**DIRECTIONS:**
Tally the lines with the word "jobtype" and report the number alone.
>> START INFORMATION SUPPLIED
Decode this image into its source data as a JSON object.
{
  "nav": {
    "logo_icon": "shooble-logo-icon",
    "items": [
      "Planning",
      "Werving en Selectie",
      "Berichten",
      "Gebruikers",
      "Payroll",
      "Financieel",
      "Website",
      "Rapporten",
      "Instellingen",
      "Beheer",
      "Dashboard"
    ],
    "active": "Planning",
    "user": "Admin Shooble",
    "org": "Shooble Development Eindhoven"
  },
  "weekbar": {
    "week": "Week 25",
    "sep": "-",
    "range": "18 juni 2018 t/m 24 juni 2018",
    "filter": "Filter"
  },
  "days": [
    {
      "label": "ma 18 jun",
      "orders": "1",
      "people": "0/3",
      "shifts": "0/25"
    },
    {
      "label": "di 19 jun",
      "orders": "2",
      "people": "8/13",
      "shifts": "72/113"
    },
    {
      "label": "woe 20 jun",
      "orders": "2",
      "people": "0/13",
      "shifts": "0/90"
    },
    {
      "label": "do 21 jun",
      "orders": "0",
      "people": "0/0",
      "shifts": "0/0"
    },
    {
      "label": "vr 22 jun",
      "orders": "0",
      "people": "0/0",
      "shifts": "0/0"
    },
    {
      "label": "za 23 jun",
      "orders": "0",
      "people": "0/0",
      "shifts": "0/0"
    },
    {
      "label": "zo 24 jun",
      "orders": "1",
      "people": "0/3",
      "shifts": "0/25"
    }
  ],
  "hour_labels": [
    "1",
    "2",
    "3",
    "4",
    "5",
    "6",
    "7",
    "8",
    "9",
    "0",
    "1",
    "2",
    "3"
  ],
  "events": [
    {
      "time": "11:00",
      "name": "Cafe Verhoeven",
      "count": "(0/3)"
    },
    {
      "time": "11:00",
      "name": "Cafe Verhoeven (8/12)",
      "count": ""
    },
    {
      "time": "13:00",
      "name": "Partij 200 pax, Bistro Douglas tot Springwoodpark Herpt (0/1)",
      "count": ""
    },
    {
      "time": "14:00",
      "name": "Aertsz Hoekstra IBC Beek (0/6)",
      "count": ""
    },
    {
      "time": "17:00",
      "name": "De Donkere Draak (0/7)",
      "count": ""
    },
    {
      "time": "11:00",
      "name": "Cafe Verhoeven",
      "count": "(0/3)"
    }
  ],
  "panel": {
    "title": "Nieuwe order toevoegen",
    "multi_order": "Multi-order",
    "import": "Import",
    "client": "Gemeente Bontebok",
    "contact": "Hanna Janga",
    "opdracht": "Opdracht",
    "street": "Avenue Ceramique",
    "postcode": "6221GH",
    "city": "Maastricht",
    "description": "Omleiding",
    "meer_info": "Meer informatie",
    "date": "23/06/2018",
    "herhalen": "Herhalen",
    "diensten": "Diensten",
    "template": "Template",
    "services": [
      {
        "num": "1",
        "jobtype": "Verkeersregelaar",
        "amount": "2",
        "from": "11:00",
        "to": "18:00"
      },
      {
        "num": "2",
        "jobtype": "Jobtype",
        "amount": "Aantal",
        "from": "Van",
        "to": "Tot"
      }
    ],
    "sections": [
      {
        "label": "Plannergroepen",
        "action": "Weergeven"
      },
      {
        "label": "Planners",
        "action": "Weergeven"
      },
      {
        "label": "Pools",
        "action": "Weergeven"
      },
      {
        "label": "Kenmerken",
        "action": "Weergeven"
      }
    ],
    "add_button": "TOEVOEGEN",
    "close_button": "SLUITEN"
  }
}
>> END INFORMATION SUPPLIED
**WRITTEN SOLUTION:**
2